-- Objective --
Can you transcribe every line exactly and leave the pictures behind?

::: Information provided :::

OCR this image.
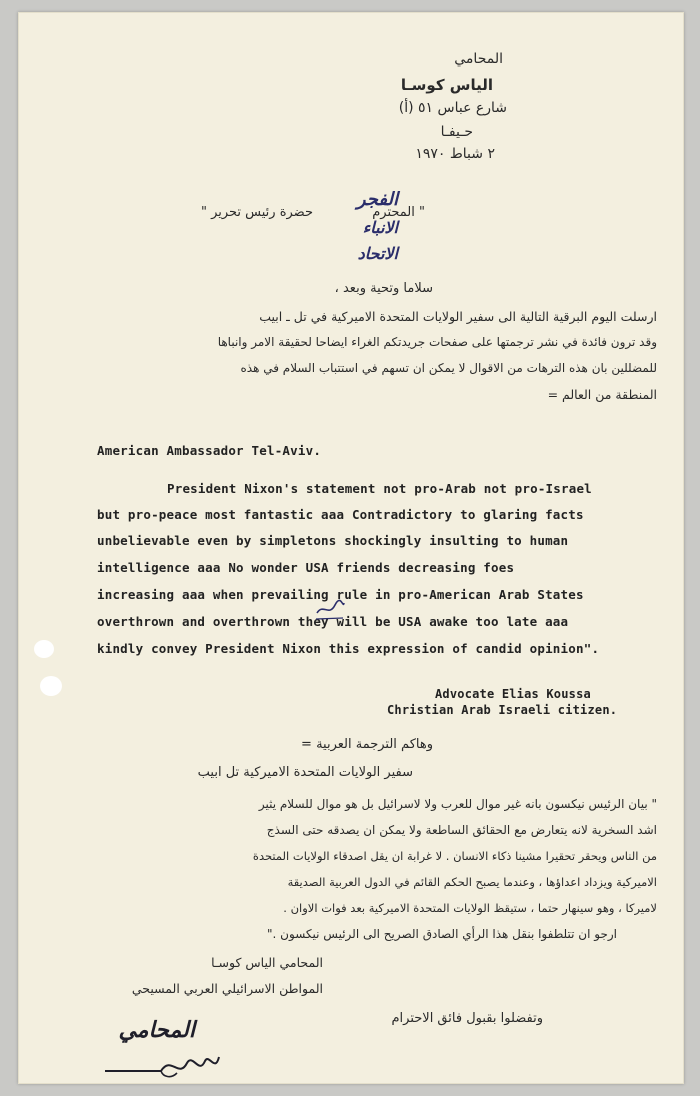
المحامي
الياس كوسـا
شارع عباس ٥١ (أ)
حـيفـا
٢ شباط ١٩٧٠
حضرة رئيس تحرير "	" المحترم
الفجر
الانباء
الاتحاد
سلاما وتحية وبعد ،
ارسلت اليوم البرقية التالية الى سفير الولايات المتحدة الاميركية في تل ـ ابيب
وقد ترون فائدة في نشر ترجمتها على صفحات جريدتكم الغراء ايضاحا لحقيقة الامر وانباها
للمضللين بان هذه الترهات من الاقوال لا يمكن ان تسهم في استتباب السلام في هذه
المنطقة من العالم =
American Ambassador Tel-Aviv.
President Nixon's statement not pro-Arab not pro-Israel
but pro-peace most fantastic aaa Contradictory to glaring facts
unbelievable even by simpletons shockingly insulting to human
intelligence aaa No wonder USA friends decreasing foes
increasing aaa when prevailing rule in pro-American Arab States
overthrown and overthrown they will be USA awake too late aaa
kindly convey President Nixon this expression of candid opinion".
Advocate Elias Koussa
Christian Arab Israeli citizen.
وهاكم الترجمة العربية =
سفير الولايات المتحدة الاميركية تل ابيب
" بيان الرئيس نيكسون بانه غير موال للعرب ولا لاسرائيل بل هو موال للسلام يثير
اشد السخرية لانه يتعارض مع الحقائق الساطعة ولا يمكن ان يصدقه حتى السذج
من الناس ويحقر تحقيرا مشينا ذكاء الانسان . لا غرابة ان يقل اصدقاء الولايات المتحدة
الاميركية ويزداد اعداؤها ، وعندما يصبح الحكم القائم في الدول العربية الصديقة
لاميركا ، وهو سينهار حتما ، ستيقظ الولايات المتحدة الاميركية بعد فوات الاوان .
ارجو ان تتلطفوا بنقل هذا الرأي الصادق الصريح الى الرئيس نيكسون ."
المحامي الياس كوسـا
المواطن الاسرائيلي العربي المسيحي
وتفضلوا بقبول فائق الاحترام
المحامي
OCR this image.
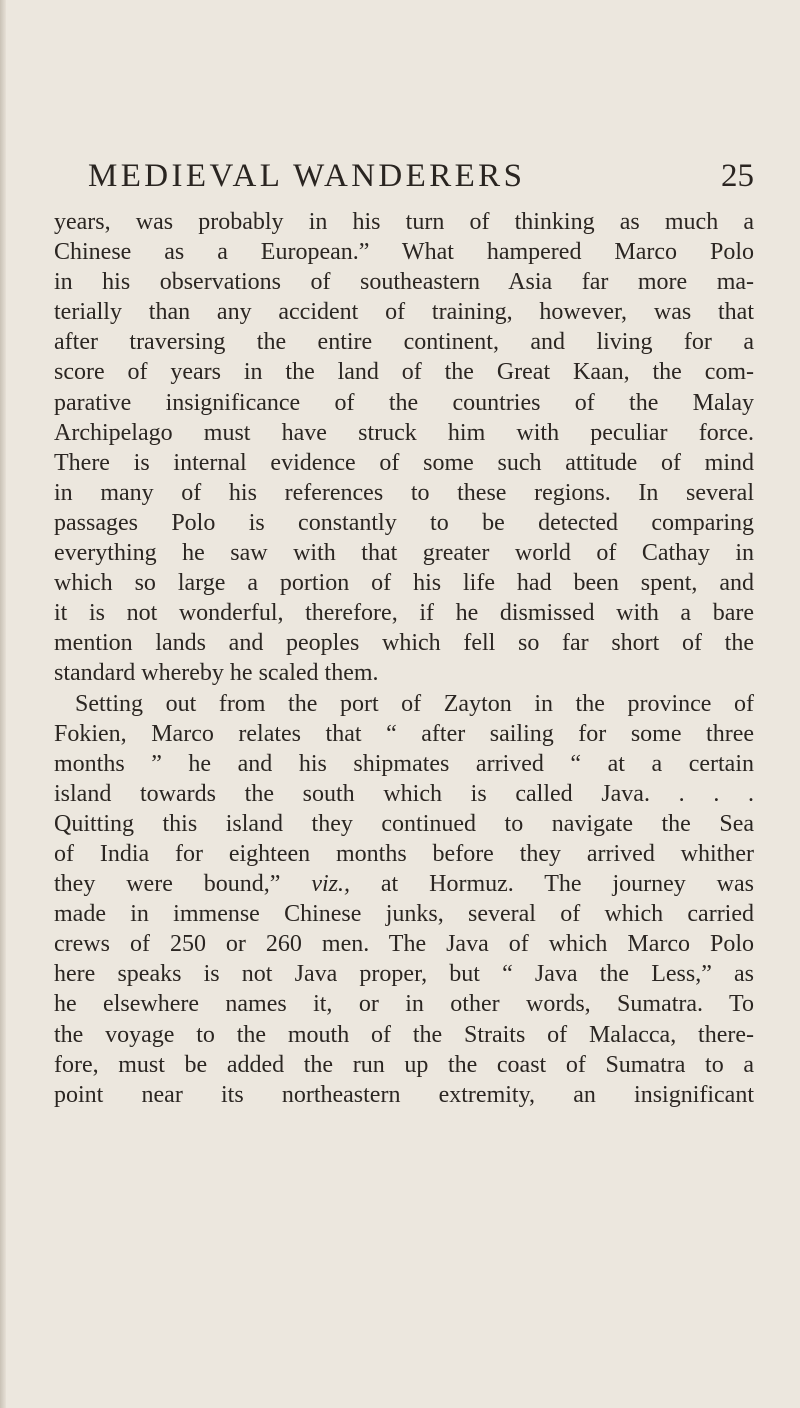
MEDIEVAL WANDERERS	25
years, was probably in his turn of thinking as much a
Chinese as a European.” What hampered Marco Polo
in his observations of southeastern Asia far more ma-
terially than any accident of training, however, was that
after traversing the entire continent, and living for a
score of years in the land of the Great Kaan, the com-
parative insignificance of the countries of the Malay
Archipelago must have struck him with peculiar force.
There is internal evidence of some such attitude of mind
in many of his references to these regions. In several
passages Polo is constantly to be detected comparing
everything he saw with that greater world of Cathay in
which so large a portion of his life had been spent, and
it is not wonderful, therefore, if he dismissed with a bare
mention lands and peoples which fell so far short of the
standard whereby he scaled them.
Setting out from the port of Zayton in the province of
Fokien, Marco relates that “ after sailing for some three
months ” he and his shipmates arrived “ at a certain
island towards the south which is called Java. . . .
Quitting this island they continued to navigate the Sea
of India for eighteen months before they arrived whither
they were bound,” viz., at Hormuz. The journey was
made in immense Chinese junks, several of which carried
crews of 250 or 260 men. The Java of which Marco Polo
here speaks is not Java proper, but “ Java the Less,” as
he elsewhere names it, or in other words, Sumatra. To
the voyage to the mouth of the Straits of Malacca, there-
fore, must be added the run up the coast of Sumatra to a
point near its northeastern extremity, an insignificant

:::

-- Task output --
OCR this image.
المحامي
الياس كوسـا
شارع عباس ٥١ (أ)
حـيفـا
٢ شباط ١٩٧٠
حضرة رئيس تحرير "	" المحترم
الفجر
الانباء
الاتحاد
سلاما وتحية وبعد ،
ارسلت اليوم البرقية التالية الى سفير الولايات المتحدة الاميركية في تل ـ ابيب
وقد ترون فائدة في نشر ترجمتها على صفحات جريدتكم الغراء ايضاحا لحقيقة الامر وانباها
للمضللين بان هذه الترهات من الاقوال لا يمكن ان تسهم في استتباب السلام في هذه
المنطقة من العالم =
American Ambassador Tel-Aviv.
President Nixon's statement not pro-Arab not pro-Israel
but pro-peace most fantastic aaa Contradictory to glaring facts
unbelievable even by simpletons shockingly insulting to human
intelligence aaa No wonder USA friends decreasing foes
increasing aaa when prevailing rule in pro-American Arab States
overthrown and overthrown they will be USA awake too late aaa
kindly convey President Nixon this expression of candid opinion".
Advocate Elias Koussa
Christian Arab Israeli citizen.
وهاكم الترجمة العربية =
سفير الولايات المتحدة الاميركية تل ابيب
" بيان الرئيس نيكسون بانه غير موال للعرب ولا لاسرائيل بل هو موال للسلام يثير
اشد السخرية لانه يتعارض مع الحقائق الساطعة ولا يمكن ان يصدقه حتى السذج
من الناس ويحقر تحقيرا مشينا ذكاء الانسان . لا غرابة ان يقل اصدقاء الولايات المتحدة
الاميركية ويزداد اعداؤها ، وعندما يصبح الحكم القائم في الدول العربية الصديقة
لاميركا ، وهو سينهار حتما ، ستيقظ الولايات المتحدة الاميركية بعد فوات الاوان .
ارجو ان تتلطفوا بنقل هذا الرأي الصادق الصريح الى الرئيس نيكسون ."
المحامي الياس كوسـا
المواطن الاسرائيلي العربي المسيحي
وتفضلوا بقبول فائق الاحترام
المحامي
OCR this image.
MEDIEVAL WANDERERS	25
years, was probably in his turn of thinking as much a
Chinese as a European.” What hampered Marco Polo
in his observations of southeastern Asia far more ma-
terially than any accident of training, however, was that
after traversing the entire continent, and living for a
score of years in the land of the Great Kaan, the com-
parative insignificance of the countries of the Malay
Archipelago must have struck him with peculiar force.
There is internal evidence of some such attitude of mind
in many of his references to these regions. In several
passages Polo is constantly to be detected comparing
everything he saw with that greater world of Cathay in
which so large a portion of his life had been spent, and
it is not wonderful, therefore, if he dismissed with a bare
mention lands and peoples which fell so far short of the
standard whereby he scaled them.
Setting out from the port of Zayton in the province of
Fokien, Marco relates that “ after sailing for some three
months ” he and his shipmates arrived “ at a certain
island towards the south which is called Java. . . .
Quitting this island they continued to navigate the Sea
of India for eighteen months before they arrived whither
they were bound,” viz., at Hormuz. The journey was
made in immense Chinese junks, several of which carried
crews of 250 or 260 men. The Java of which Marco Polo
here speaks is not Java proper, but “ Java the Less,” as
he elsewhere names it, or in other words, Sumatra. To
the voyage to the mouth of the Straits of Malacca, there-
fore, must be added the run up the coast of Sumatra to a
point near its northeastern extremity, an insignificant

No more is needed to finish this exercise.